──────── Material to process

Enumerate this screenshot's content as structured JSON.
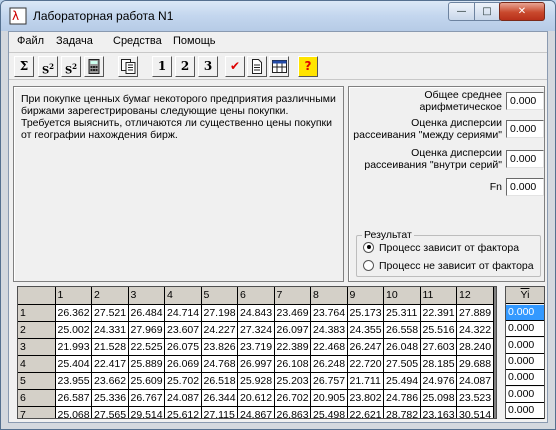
{
  "window": {
    "title": "Лабораторная работа N1"
  },
  "menu": [
    "Файл",
    "Задача",
    "Средства",
    "Помощь"
  ],
  "toolbar": {
    "digit_buttons": [
      "1",
      "2",
      "3"
    ]
  },
  "description": "При покупке ценных бумаг некоторого предприятия различными биржами зарегестрированы следующие цены покупки. Требуется выяснить, отличаются ли существенно цены покупки от географии нахождения бирж.",
  "stats": [
    {
      "label": "Общее среднее арифметическое",
      "value": "0.000"
    },
    {
      "label": "Оценка дисперсии рассеивания \"между сериями\"",
      "value": "0.000"
    },
    {
      "label": "Оценка дисперсии рассеивания \"внутри серий\"",
      "value": "0.000"
    },
    {
      "label": "Fn",
      "value": "0.000"
    }
  ],
  "result": {
    "title": "Результат",
    "options": [
      "Процесс зависит от фактора",
      "Процесс не зависит от фактора"
    ],
    "selected_index": 0
  },
  "grid": {
    "columns": [
      "1",
      "2",
      "3",
      "4",
      "5",
      "6",
      "7",
      "8",
      "9",
      "10",
      "11",
      "12"
    ],
    "rows": [
      {
        "label": "1",
        "values": [
          "26.362",
          "27.521",
          "26.484",
          "24.714",
          "27.198",
          "24.843",
          "23.469",
          "23.764",
          "25.173",
          "25.311",
          "22.391",
          "27.889"
        ]
      },
      {
        "label": "2",
        "values": [
          "25.002",
          "24.331",
          "27.969",
          "23.607",
          "24.227",
          "27.324",
          "26.097",
          "24.383",
          "24.355",
          "26.558",
          "25.516",
          "24.322"
        ]
      },
      {
        "label": "3",
        "values": [
          "21.993",
          "21.528",
          "22.525",
          "26.075",
          "23.826",
          "23.719",
          "22.389",
          "22.468",
          "26.247",
          "26.048",
          "27.603",
          "28.240"
        ]
      },
      {
        "label": "4",
        "values": [
          "25.404",
          "22.417",
          "25.889",
          "26.069",
          "24.768",
          "26.997",
          "26.108",
          "26.248",
          "22.720",
          "27.505",
          "28.185",
          "29.688"
        ]
      },
      {
        "label": "5",
        "values": [
          "23.955",
          "23.662",
          "25.609",
          "25.702",
          "26.518",
          "25.928",
          "25.203",
          "26.757",
          "21.711",
          "25.494",
          "24.976",
          "24.087"
        ]
      },
      {
        "label": "6",
        "values": [
          "26.587",
          "25.336",
          "26.767",
          "24.087",
          "26.344",
          "20.612",
          "26.702",
          "20.905",
          "23.802",
          "24.786",
          "25.098",
          "23.523"
        ]
      },
      {
        "label": "7",
        "values": [
          "25.068",
          "27.565",
          "29.514",
          "25.612",
          "27.115",
          "24.867",
          "26.863",
          "25.498",
          "22.621",
          "28.782",
          "23.163",
          "30.514"
        ]
      }
    ]
  },
  "yi": {
    "header": "Yi",
    "values": [
      "0.000",
      "0.000",
      "0.000",
      "0.000",
      "0.000",
      "0.000",
      "0.000"
    ],
    "selected_index": 0
  }
}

────────────────

Leave out all images, then reproduce the entries above exactly.

Enumerate this screenshot's content as structured JSON.
{
  "window": {
    "title": "Лабораторная работа N1"
  },
  "menu": [
    "Файл",
    "Задача",
    "Средства",
    "Помощь"
  ],
  "toolbar": {
    "digit_buttons": [
      "1",
      "2",
      "3"
    ]
  },
  "description": "При покупке ценных бумаг некоторого предприятия различными биржами зарегестрированы следующие цены покупки. Требуется выяснить, отличаются ли существенно цены покупки от географии нахождения бирж.",
  "stats": [
    {
      "label": "Общее среднее арифметическое",
      "value": "0.000"
    },
    {
      "label": "Оценка дисперсии рассеивания \"между сериями\"",
      "value": "0.000"
    },
    {
      "label": "Оценка дисперсии рассеивания \"внутри серий\"",
      "value": "0.000"
    },
    {
      "label": "Fn",
      "value": "0.000"
    }
  ],
  "result": {
    "title": "Результат",
    "options": [
      "Процесс зависит от фактора",
      "Процесс не зависит от фактора"
    ],
    "selected_index": 0
  },
  "grid": {
    "columns": [
      "1",
      "2",
      "3",
      "4",
      "5",
      "6",
      "7",
      "8",
      "9",
      "10",
      "11",
      "12"
    ],
    "rows": [
      {
        "label": "1",
        "values": [
          "26.362",
          "27.521",
          "26.484",
          "24.714",
          "27.198",
          "24.843",
          "23.469",
          "23.764",
          "25.173",
          "25.311",
          "22.391",
          "27.889"
        ]
      },
      {
        "label": "2",
        "values": [
          "25.002",
          "24.331",
          "27.969",
          "23.607",
          "24.227",
          "27.324",
          "26.097",
          "24.383",
          "24.355",
          "26.558",
          "25.516",
          "24.322"
        ]
      },
      {
        "label": "3",
        "values": [
          "21.993",
          "21.528",
          "22.525",
          "26.075",
          "23.826",
          "23.719",
          "22.389",
          "22.468",
          "26.247",
          "26.048",
          "27.603",
          "28.240"
        ]
      },
      {
        "label": "4",
        "values": [
          "25.404",
          "22.417",
          "25.889",
          "26.069",
          "24.768",
          "26.997",
          "26.108",
          "26.248",
          "22.720",
          "27.505",
          "28.185",
          "29.688"
        ]
      },
      {
        "label": "5",
        "values": [
          "23.955",
          "23.662",
          "25.609",
          "25.702",
          "26.518",
          "25.928",
          "25.203",
          "26.757",
          "21.711",
          "25.494",
          "24.976",
          "24.087"
        ]
      },
      {
        "label": "6",
        "values": [
          "26.587",
          "25.336",
          "26.767",
          "24.087",
          "26.344",
          "20.612",
          "26.702",
          "20.905",
          "23.802",
          "24.786",
          "25.098",
          "23.523"
        ]
      },
      {
        "label": "7",
        "values": [
          "25.068",
          "27.565",
          "29.514",
          "25.612",
          "27.115",
          "24.867",
          "26.863",
          "25.498",
          "22.621",
          "28.782",
          "23.163",
          "30.514"
        ]
      }
    ]
  },
  "yi": {
    "header": "Yi",
    "values": [
      "0.000",
      "0.000",
      "0.000",
      "0.000",
      "0.000",
      "0.000",
      "0.000"
    ],
    "selected_index": 0
  }
}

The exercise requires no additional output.